---------- EXTRACTED MATERIAL

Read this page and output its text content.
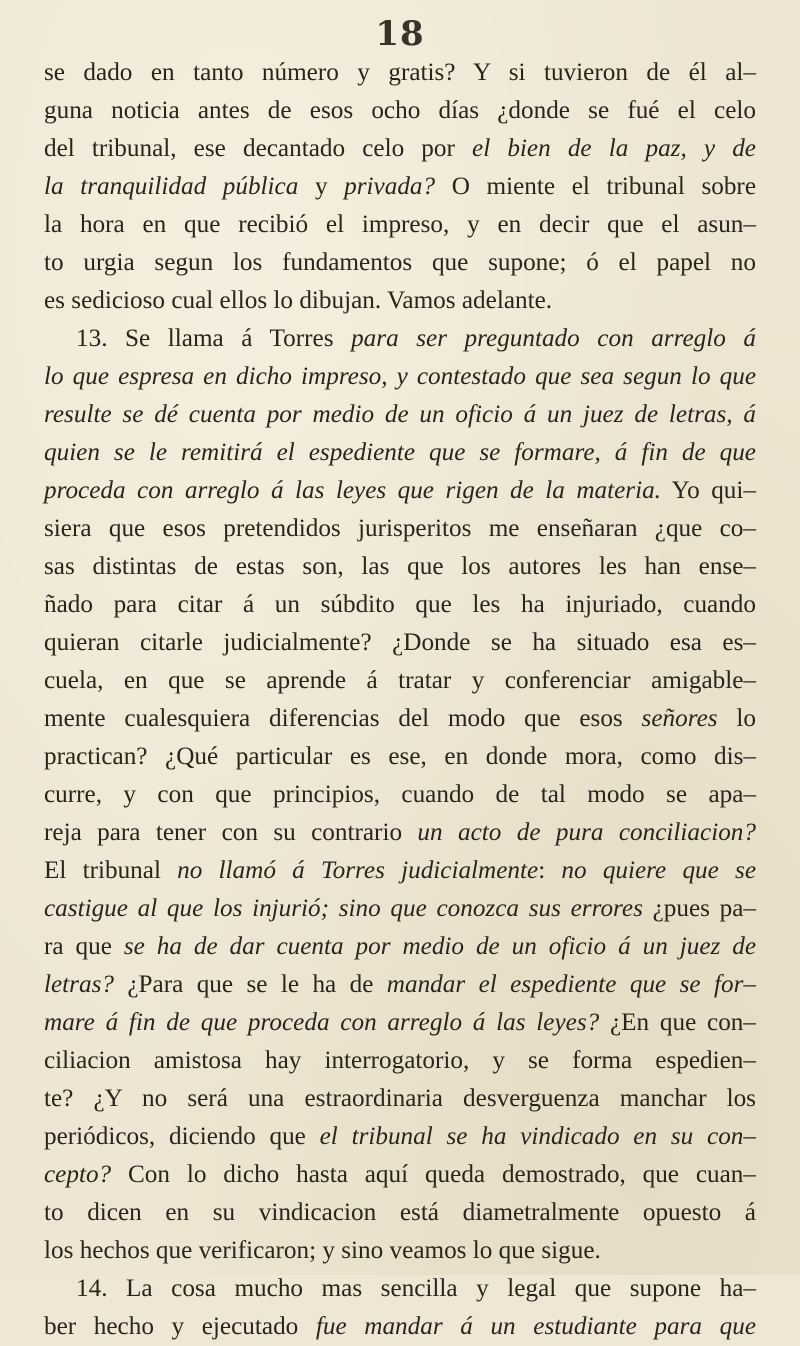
18
se dado en tanto número y gratis? Y si tuvieron de él al–
guna noticia antes de esos ocho días ¿donde se fué el celo
del tribunal, ese decantado celo por el bien de la paz, y de
la tranquilidad pública y privada? O miente el tribunal sobre
la hora en que recibió el impreso, y en decir que el asun–
to urgia segun los fundamentos que supone; ó el papel no
es sedicioso cual ellos lo dibujan. Vamos adelante.
13. Se llama á Torres para ser preguntado con arreglo á
lo que espresa en dicho impreso, y contestado que sea segun lo que
resulte se dé cuenta por medio de un oficio á un juez de letras, á
quien se le remitirá el espediente que se formare, á fin de que
proceda con arreglo á las leyes que rigen de la materia. Yo qui–
siera que esos pretendidos jurisperitos me enseñaran ¿que co–
sas distintas de estas son, las que los autores les han ense–
ñado para citar á un súbdito que les ha injuriado, cuando
quieran citarle judicialmente? ¿Donde se ha situado esa es–
cuela, en que se aprende á tratar y conferenciar amigable–
mente cualesquiera diferencias del modo que esos señores lo
practican? ¿Qué particular es ese, en donde mora, como dis–
curre, y con que principios, cuando de tal modo se apa–
reja para tener con su contrario un acto de pura conciliacion?
El tribunal no llamó á Torres judicialmente: no quiere que se
castigue al que los injurió; sino que conozca sus errores ¿pues pa–
ra que se ha de dar cuenta por medio de un oficio á un juez de
letras? ¿Para que se le ha de mandar el espediente que se for–
mare á fin de que proceda con arreglo á las leyes? ¿En que con–
ciliacion amistosa hay interrogatorio, y se forma espedien–
te? ¿Y no será una estraordinaria desverguenza manchar los
periódicos, diciendo que el tribunal se ha vindicado en su con–
cepto? Con lo dicho hasta aquí queda demostrado, que cuan–
to dicen en su vindicacion está diametralmente opuesto á
los hechos que verificaron; y sino veamos lo que sigue.
14. La cosa mucho mas sencilla y legal que supone ha–
ber hecho y ejecutado fue mandar á un estudiante para que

--------------------

> [PROMPT]
Check the data for the word "supone" and pull out the lines that have it.

> [RIGHT ANSWER]
to urgia segun los fundamentos que supone; ó el papel no
14. La cosa mucho mas sencilla y legal que supone ha–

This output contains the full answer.